-- BEGIN Material to process --

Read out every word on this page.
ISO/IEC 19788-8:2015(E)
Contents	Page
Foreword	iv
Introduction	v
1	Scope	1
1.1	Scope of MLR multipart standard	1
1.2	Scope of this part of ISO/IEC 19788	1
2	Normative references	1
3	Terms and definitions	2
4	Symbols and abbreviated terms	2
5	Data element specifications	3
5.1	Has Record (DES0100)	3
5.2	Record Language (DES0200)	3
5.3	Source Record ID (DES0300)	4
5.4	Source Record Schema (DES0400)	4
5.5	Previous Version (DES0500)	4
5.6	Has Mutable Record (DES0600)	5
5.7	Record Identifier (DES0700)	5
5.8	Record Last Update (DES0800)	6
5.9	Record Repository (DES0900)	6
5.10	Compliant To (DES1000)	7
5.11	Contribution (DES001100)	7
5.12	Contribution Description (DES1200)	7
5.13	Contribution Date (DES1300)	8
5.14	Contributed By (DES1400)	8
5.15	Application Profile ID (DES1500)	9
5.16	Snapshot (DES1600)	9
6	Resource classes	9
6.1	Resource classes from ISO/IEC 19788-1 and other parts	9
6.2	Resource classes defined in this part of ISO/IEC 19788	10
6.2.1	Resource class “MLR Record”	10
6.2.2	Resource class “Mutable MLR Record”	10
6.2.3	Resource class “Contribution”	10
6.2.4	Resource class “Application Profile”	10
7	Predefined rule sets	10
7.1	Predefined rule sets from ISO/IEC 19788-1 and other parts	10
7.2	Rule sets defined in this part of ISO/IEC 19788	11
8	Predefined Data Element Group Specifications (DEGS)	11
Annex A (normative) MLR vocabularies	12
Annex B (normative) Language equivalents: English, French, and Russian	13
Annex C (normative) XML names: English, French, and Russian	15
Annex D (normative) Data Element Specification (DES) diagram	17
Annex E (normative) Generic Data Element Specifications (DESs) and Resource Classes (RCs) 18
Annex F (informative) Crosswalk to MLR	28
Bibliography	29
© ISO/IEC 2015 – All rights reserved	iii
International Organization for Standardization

-- END Material to process --

[What to work on]
Transcribe all the entries, keeping each one exactly as it is.

[Written reply]
Read out every word on this page.
ISO/IEC 19788-8:2015(E)
Contents	Page
Foreword	iv
Introduction	v
1	Scope	1
1.1	Scope of MLR multipart standard	1
1.2	Scope of this part of ISO/IEC 19788	1
2	Normative references	1
3	Terms and definitions	2
4	Symbols and abbreviated terms	2
5	Data element specifications	3
5.1	Has Record (DES0100)	3
5.2	Record Language (DES0200)	3
5.3	Source Record ID (DES0300)	4
5.4	Source Record Schema (DES0400)	4
5.5	Previous Version (DES0500)	4
5.6	Has Mutable Record (DES0600)	5
5.7	Record Identifier (DES0700)	5
5.8	Record Last Update (DES0800)	6
5.9	Record Repository (DES0900)	6
5.10	Compliant To (DES1000)	7
5.11	Contribution (DES001100)	7
5.12	Contribution Description (DES1200)	7
5.13	Contribution Date (DES1300)	8
5.14	Contributed By (DES1400)	8
5.15	Application Profile ID (DES1500)	9
5.16	Snapshot (DES1600)	9
6	Resource classes	9
6.1	Resource classes from ISO/IEC 19788-1 and other parts	9
6.2	Resource classes defined in this part of ISO/IEC 19788	10
6.2.1	Resource class “MLR Record”	10
6.2.2	Resource class “Mutable MLR Record”	10
6.2.3	Resource class “Contribution”	10
6.2.4	Resource class “Application Profile”	10
7	Predefined rule sets	10
7.1	Predefined rule sets from ISO/IEC 19788-1 and other parts	10
7.2	Rule sets defined in this part of ISO/IEC 19788	11
8	Predefined Data Element Group Specifications (DEGS)	11
Annex A (normative) MLR vocabularies	12
Annex B (normative) Language equivalents: English, French, and Russian	13
Annex C (normative) XML names: English, French, and Russian	15
Annex D (normative) Data Element Specification (DES) diagram	17
Annex E (normative) Generic Data Element Specifications (DESs) and Resource Classes (RCs) 18
Annex F (informative) Crosswalk to MLR	28
Bibliography	29
© ISO/IEC 2015 – All rights reserved	iii
International Organization for Standardization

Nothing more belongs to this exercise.